— begin —

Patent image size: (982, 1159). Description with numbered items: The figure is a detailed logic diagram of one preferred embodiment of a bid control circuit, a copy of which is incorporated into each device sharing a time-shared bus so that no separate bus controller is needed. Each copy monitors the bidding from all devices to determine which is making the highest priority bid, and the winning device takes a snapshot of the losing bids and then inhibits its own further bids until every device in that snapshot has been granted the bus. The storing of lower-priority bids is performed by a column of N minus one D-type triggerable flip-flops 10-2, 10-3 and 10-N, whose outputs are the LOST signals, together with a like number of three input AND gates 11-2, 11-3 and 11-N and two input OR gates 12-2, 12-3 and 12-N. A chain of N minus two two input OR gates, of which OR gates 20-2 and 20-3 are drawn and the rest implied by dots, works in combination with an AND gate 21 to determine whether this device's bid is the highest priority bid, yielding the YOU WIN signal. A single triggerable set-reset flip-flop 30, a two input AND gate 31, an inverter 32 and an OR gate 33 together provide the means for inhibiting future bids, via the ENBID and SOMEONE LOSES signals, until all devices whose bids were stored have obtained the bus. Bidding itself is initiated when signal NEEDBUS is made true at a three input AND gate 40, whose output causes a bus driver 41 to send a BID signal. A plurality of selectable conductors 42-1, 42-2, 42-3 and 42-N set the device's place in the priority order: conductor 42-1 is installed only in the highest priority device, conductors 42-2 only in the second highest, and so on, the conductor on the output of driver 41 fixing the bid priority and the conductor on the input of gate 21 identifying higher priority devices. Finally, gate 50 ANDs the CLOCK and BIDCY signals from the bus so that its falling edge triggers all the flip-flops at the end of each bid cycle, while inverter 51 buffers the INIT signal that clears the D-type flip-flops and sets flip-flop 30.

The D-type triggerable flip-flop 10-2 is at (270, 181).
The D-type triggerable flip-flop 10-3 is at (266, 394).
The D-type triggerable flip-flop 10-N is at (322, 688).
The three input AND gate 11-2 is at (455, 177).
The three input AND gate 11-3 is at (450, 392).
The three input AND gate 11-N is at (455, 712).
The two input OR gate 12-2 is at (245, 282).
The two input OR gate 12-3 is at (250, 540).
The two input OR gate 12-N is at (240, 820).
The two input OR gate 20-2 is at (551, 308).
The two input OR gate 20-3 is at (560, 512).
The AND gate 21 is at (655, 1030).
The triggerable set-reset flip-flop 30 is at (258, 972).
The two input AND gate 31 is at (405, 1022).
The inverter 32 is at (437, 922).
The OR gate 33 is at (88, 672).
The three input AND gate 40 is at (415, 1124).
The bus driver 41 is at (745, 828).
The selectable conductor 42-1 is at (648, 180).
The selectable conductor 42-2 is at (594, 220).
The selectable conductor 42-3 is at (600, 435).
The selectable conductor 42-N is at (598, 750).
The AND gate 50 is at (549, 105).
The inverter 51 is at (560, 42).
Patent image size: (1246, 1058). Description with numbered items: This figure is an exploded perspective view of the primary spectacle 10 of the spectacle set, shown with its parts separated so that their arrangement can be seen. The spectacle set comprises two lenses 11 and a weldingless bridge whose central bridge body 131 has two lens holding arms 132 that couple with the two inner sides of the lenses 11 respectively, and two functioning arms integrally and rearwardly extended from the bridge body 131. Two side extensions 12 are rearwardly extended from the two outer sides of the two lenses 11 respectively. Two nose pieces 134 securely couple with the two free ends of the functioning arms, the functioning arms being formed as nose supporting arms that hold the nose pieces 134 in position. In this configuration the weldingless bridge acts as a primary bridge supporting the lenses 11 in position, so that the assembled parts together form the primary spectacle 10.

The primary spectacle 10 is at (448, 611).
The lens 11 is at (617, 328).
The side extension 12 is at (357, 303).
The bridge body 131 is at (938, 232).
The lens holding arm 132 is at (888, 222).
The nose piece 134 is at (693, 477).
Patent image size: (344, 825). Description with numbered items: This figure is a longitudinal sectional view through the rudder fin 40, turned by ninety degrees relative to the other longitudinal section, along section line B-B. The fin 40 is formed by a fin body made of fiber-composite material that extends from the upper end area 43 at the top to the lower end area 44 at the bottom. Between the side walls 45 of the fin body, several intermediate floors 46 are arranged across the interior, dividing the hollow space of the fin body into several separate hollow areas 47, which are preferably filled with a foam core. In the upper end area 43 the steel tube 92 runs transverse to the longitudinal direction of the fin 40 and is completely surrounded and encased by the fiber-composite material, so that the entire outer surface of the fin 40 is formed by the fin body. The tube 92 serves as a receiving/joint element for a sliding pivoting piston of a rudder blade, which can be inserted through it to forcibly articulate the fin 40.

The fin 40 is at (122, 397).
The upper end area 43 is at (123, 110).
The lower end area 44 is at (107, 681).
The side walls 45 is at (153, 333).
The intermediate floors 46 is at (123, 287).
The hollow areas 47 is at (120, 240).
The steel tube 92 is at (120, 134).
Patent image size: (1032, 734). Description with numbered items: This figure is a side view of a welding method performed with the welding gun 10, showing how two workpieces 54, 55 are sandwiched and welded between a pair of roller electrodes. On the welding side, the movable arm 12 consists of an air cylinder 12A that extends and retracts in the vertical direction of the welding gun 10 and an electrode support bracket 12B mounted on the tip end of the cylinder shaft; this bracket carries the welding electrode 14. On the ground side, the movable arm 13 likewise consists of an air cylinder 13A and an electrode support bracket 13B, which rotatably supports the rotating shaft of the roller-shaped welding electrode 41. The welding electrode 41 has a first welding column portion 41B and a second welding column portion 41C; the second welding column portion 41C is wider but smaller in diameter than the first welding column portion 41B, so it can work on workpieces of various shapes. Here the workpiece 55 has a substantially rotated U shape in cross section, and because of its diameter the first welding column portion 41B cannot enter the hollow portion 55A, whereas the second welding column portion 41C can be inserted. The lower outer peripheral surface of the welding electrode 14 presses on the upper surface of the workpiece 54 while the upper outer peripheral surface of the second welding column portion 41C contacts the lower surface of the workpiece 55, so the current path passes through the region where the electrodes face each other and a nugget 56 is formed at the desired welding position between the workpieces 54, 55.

— end —

■ WHAT YOU NEED TO DO ■
Copy all of the data above verbatim, keeping every line in its original order.

■ FULL SOLUTION ■
Patent image size: (982, 1159). Description with numbered items: The figure is a detailed logic diagram of one preferred embodiment of a bid control circuit, a copy of which is incorporated into each device sharing a time-shared bus so that no separate bus controller is needed. Each copy monitors the bidding from all devices to determine which is making the highest priority bid, and the winning device takes a snapshot of the losing bids and then inhibits its own further bids until every device in that snapshot has been granted the bus. The storing of lower-priority bids is performed by a column of N minus one D-type triggerable flip-flops 10-2, 10-3 and 10-N, whose outputs are the LOST signals, together with a like number of three input AND gates 11-2, 11-3 and 11-N and two input OR gates 12-2, 12-3 and 12-N. A chain of N minus two two input OR gates, of which OR gates 20-2 and 20-3 are drawn and the rest implied by dots, works in combination with an AND gate 21 to determine whether this device's bid is the highest priority bid, yielding the YOU WIN signal. A single triggerable set-reset flip-flop 30, a two input AND gate 31, an inverter 32 and an OR gate 33 together provide the means for inhibiting future bids, via the ENBID and SOMEONE LOSES signals, until all devices whose bids were stored have obtained the bus. Bidding itself is initiated when signal NEEDBUS is made true at a three input AND gate 40, whose output causes a bus driver 41 to send a BID signal. A plurality of selectable conductors 42-1, 42-2, 42-3 and 42-N set the device's place in the priority order: conductor 42-1 is installed only in the highest priority device, conductors 42-2 only in the second highest, and so on, the conductor on the output of driver 41 fixing the bid priority and the conductor on the input of gate 21 identifying higher priority devices. Finally, gate 50 ANDs the CLOCK and BIDCY signals from the bus so that its falling edge triggers all the flip-flops at the end of each bid cycle, while inverter 51 buffers the INIT signal that clears the D-type flip-flops and sets flip-flop 30.

The D-type triggerable flip-flop 10-2 is at (270, 181).
The D-type triggerable flip-flop 10-3 is at (266, 394).
The D-type triggerable flip-flop 10-N is at (322, 688).
The three input AND gate 11-2 is at (455, 177).
The three input AND gate 11-3 is at (450, 392).
The three input AND gate 11-N is at (455, 712).
The two input OR gate 12-2 is at (245, 282).
The two input OR gate 12-3 is at (250, 540).
The two input OR gate 12-N is at (240, 820).
The two input OR gate 20-2 is at (551, 308).
The two input OR gate 20-3 is at (560, 512).
The AND gate 21 is at (655, 1030).
The triggerable set-reset flip-flop 30 is at (258, 972).
The two input AND gate 31 is at (405, 1022).
The inverter 32 is at (437, 922).
The OR gate 33 is at (88, 672).
The three input AND gate 40 is at (415, 1124).
The bus driver 41 is at (745, 828).
The selectable conductor 42-1 is at (648, 180).
The selectable conductor 42-2 is at (594, 220).
The selectable conductor 42-3 is at (600, 435).
The selectable conductor 42-N is at (598, 750).
The AND gate 50 is at (549, 105).
The inverter 51 is at (560, 42).
Patent image size: (1246, 1058). Description with numbered items: This figure is an exploded perspective view of the primary spectacle 10 of the spectacle set, shown with its parts separated so that their arrangement can be seen. The spectacle set comprises two lenses 11 and a weldingless bridge whose central bridge body 131 has two lens holding arms 132 that couple with the two inner sides of the lenses 11 respectively, and two functioning arms integrally and rearwardly extended from the bridge body 131. Two side extensions 12 are rearwardly extended from the two outer sides of the two lenses 11 respectively. Two nose pieces 134 securely couple with the two free ends of the functioning arms, the functioning arms being formed as nose supporting arms that hold the nose pieces 134 in position. In this configuration the weldingless bridge acts as a primary bridge supporting the lenses 11 in position, so that the assembled parts together form the primary spectacle 10.

The primary spectacle 10 is at (448, 611).
The lens 11 is at (617, 328).
The side extension 12 is at (357, 303).
The bridge body 131 is at (938, 232).
The lens holding arm 132 is at (888, 222).
The nose piece 134 is at (693, 477).
Patent image size: (344, 825). Description with numbered items: This figure is a longitudinal sectional view through the rudder fin 40, turned by ninety degrees relative to the other longitudinal section, along section line B-B. The fin 40 is formed by a fin body made of fiber-composite material that extends from the upper end area 43 at the top to the lower end area 44 at the bottom. Between the side walls 45 of the fin body, several intermediate floors 46 are arranged across the interior, dividing the hollow space of the fin body into several separate hollow areas 47, which are preferably filled with a foam core. In the upper end area 43 the steel tube 92 runs transverse to the longitudinal direction of the fin 40 and is completely surrounded and encased by the fiber-composite material, so that the entire outer surface of the fin 40 is formed by the fin body. The tube 92 serves as a receiving/joint element for a sliding pivoting piston of a rudder blade, which can be inserted through it to forcibly articulate the fin 40.

The fin 40 is at (122, 397).
The upper end area 43 is at (123, 110).
The lower end area 44 is at (107, 681).
The side walls 45 is at (153, 333).
The intermediate floors 46 is at (123, 287).
The hollow areas 47 is at (120, 240).
The steel tube 92 is at (120, 134).
Patent image size: (1032, 734). Description with numbered items: This figure is a side view of a welding method performed with the welding gun 10, showing how two workpieces 54, 55 are sandwiched and welded between a pair of roller electrodes. On the welding side, the movable arm 12 consists of an air cylinder 12A that extends and retracts in the vertical direction of the welding gun 10 and an electrode support bracket 12B mounted on the tip end of the cylinder shaft; this bracket carries the welding electrode 14. On the ground side, the movable arm 13 likewise consists of an air cylinder 13A and an electrode support bracket 13B, which rotatably supports the rotating shaft of the roller-shaped welding electrode 41. The welding electrode 41 has a first welding column portion 41B and a second welding column portion 41C; the second welding column portion 41C is wider but smaller in diameter than the first welding column portion 41B, so it can work on workpieces of various shapes. Here the workpiece 55 has a substantially rotated U shape in cross section, and because of its diameter the first welding column portion 41B cannot enter the hollow portion 55A, whereas the second welding column portion 41C can be inserted. The lower outer peripheral surface of the welding electrode 14 presses on the upper surface of the workpiece 54 while the upper outer peripheral surface of the second welding column portion 41C contacts the lower surface of the workpiece 55, so the current path passes through the region where the electrodes face each other and a nugget 56 is formed at the desired welding position between the workpieces 54, 55.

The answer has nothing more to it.